------ DATA TO USE ------

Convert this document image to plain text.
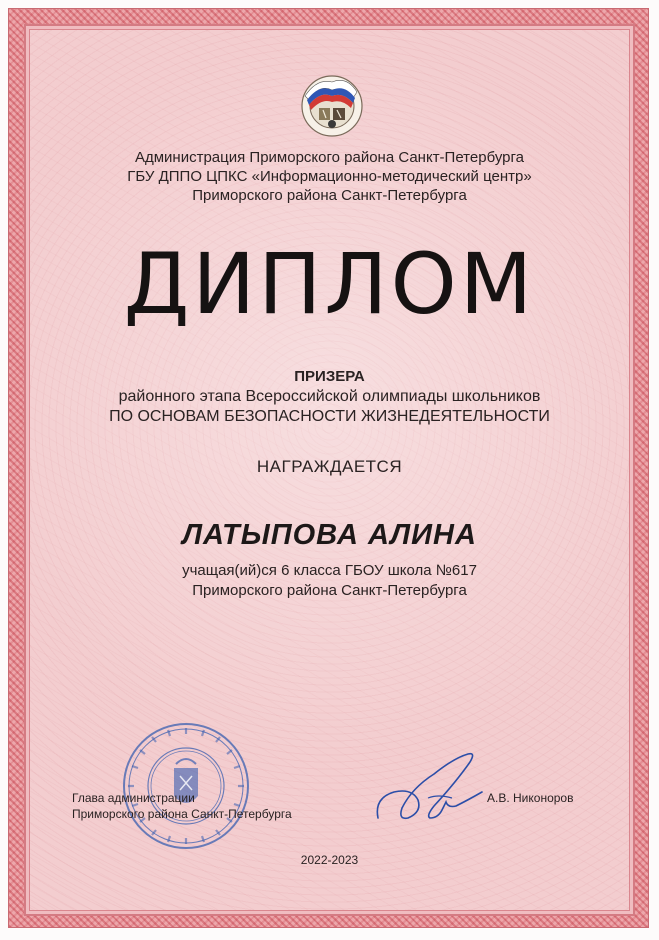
Администрация Приморского района Санкт-Петербурга
ГБУ ДППО ЦПКС «Информационно-методический центр»
Приморского района Санкт-Петербурга
ДИПЛОМ
ПРИЗЕРА
районного этапа Всероссийской олимпиады школьников
ПО ОСНОВАМ БЕЗОПАСНОСТИ ЖИЗНЕДЕЯТЕЛЬНОСТИ
НАГРАЖДАЕТСЯ
ЛАТЫПОВА АЛИНА
учащая(ий)ся 6 класса ГБОУ школа №617
Приморского района Санкт-Петербурга
Глава администрации
Приморского района Санкт-Петербурга
А.В. Никоноров
2022-2023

------

**GIVEN REQUEST:**
Copy every record character for character. Skip the pictures.

**CORRECT OUTPUT:**
Convert this document image to plain text.
Администрация Приморского района Санкт-Петербурга
ГБУ ДППО ЦПКС «Информационно-методический центр»
Приморского района Санкт-Петербурга
ДИПЛОМ
ПРИЗЕРА
районного этапа Всероссийской олимпиады школьников
ПО ОСНОВАМ БЕЗОПАСНОСТИ ЖИЗНЕДЕЯТЕЛЬНОСТИ
НАГРАЖДАЕТСЯ
ЛАТЫПОВА АЛИНА
учащая(ий)ся 6 класса ГБОУ школа №617
Приморского района Санкт-Петербурга
Глава администрации
Приморского района Санкт-Петербурга
А.В. Никоноров
2022-2023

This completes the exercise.